Look through the records that follow. Copy every line containing the word "great".

— start of STORED ROWS —

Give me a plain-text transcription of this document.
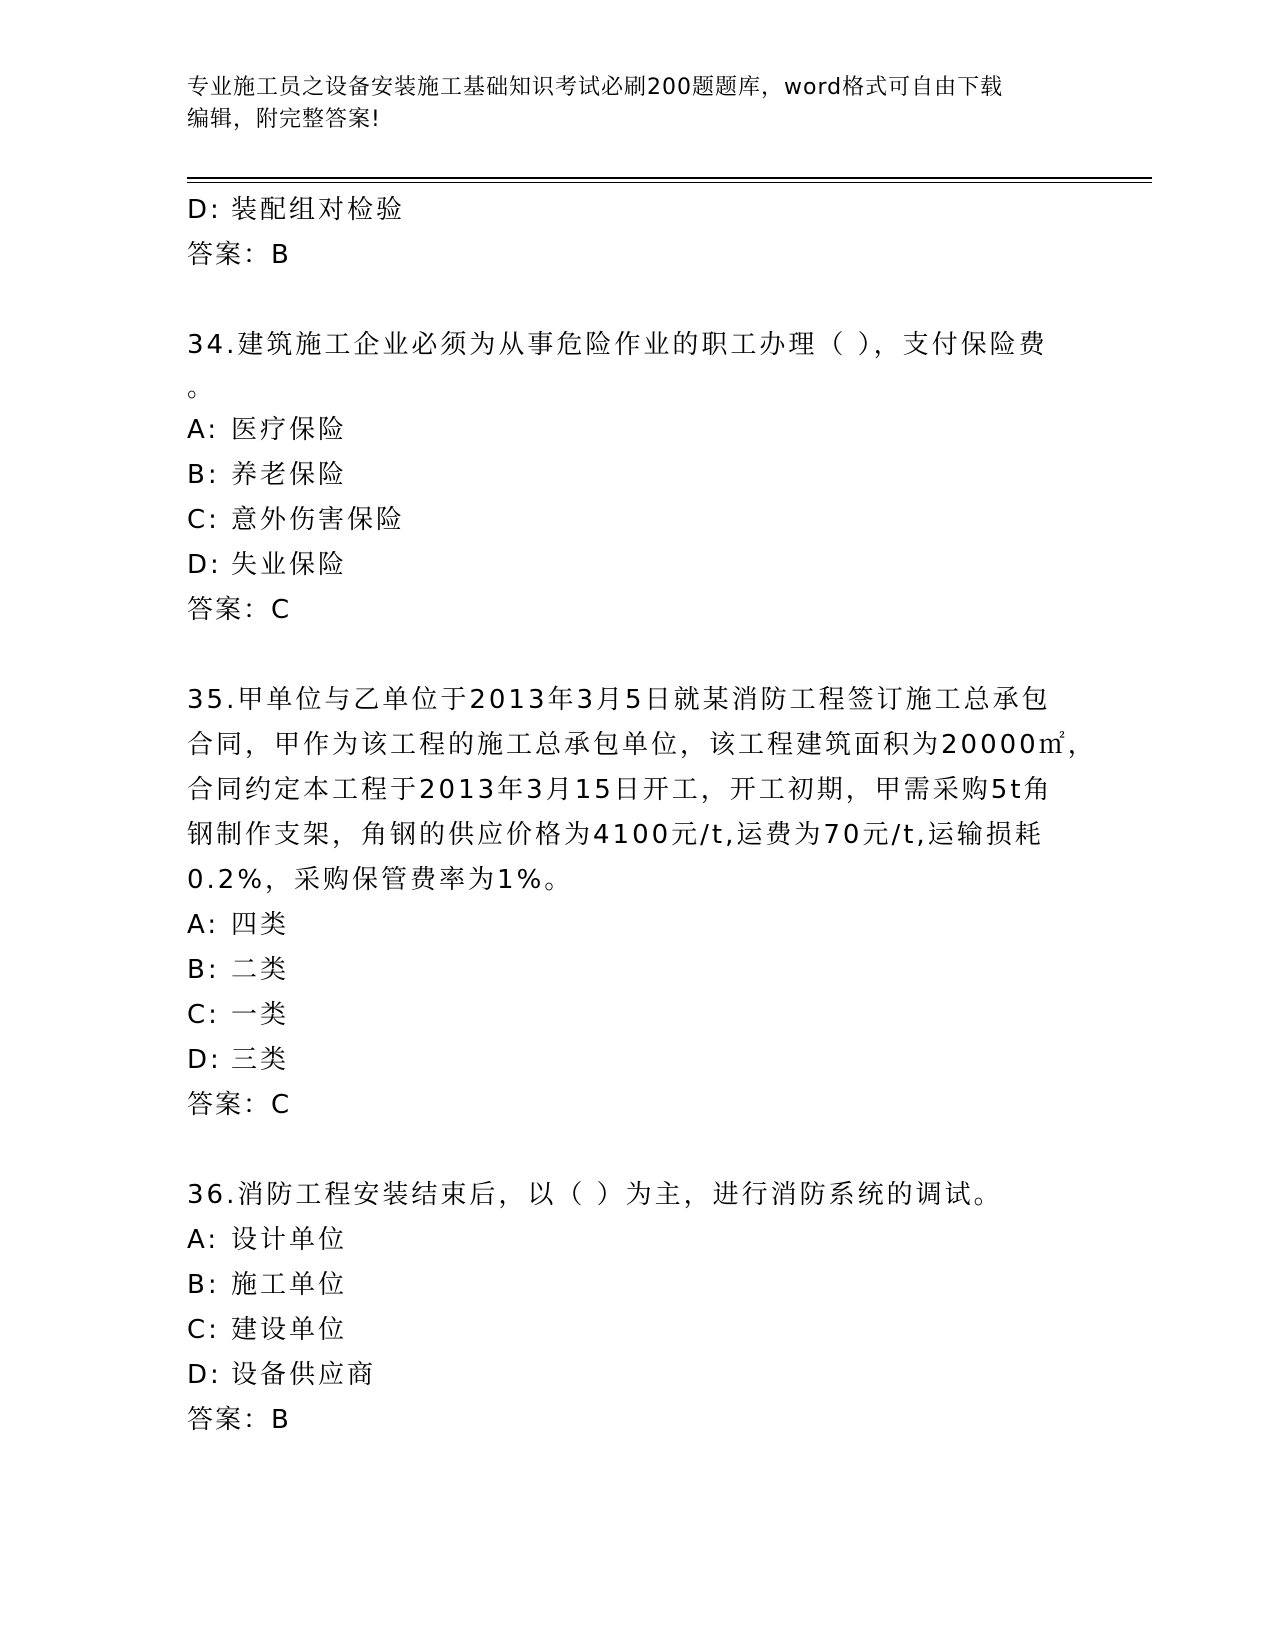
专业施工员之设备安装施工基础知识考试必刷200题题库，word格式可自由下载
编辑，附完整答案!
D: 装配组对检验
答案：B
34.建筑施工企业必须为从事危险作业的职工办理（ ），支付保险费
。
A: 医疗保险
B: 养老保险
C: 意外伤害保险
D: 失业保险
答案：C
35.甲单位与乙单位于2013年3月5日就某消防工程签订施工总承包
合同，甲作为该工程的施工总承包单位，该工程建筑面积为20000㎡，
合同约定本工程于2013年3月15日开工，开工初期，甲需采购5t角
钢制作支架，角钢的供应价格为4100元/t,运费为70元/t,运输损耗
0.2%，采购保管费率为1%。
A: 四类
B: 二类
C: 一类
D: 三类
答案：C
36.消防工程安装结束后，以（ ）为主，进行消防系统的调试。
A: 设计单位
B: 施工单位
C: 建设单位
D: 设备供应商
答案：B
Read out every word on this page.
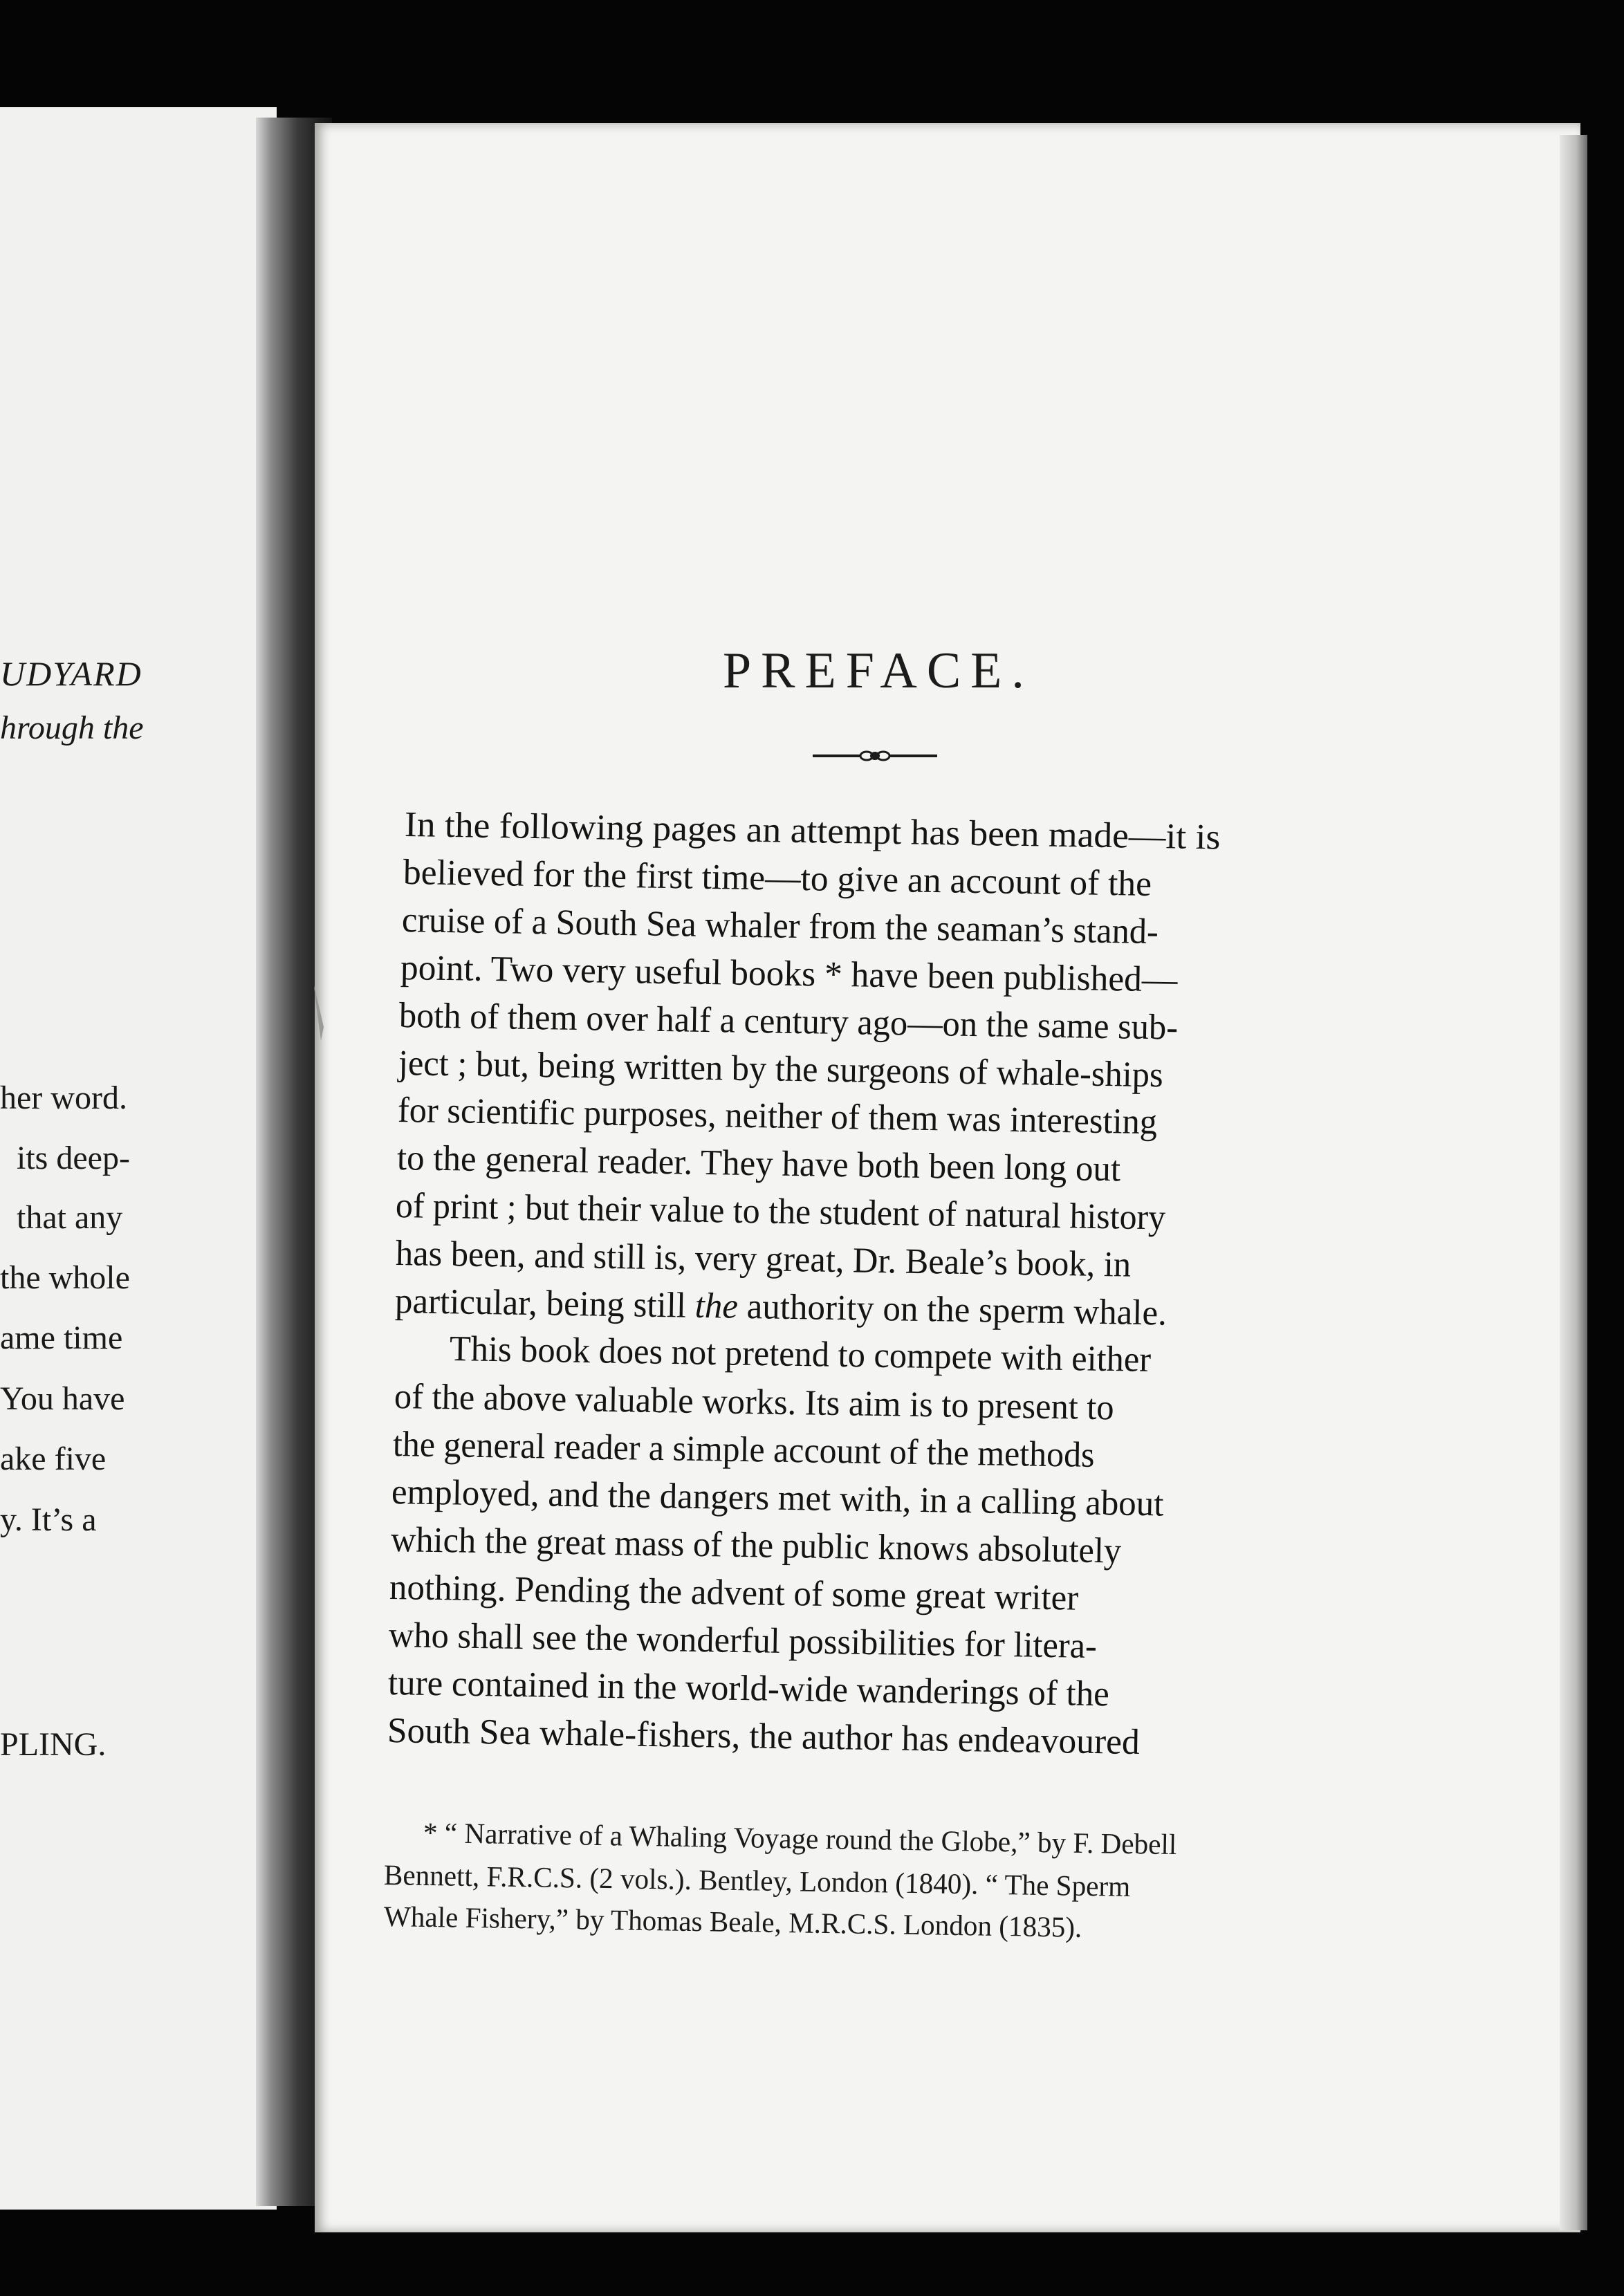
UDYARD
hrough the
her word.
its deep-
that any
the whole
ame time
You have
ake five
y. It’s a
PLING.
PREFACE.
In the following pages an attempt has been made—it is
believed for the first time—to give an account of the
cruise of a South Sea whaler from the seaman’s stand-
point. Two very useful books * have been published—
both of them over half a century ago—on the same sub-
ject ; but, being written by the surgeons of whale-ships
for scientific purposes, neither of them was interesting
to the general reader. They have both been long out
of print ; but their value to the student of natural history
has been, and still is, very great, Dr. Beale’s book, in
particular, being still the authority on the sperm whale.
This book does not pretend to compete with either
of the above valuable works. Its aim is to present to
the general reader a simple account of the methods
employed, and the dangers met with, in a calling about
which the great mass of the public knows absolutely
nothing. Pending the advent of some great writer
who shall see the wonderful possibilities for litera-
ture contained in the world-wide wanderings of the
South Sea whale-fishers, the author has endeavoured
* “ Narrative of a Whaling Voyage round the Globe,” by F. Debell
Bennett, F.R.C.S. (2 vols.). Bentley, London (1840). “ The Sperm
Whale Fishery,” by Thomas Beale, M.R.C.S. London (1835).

— end of STORED ROWS —

■ **FINAL RESULT**:
has been, and still is, very great, Dr. Beale’s book, in
which the great mass of the public knows absolutely
nothing. Pending the advent of some great writer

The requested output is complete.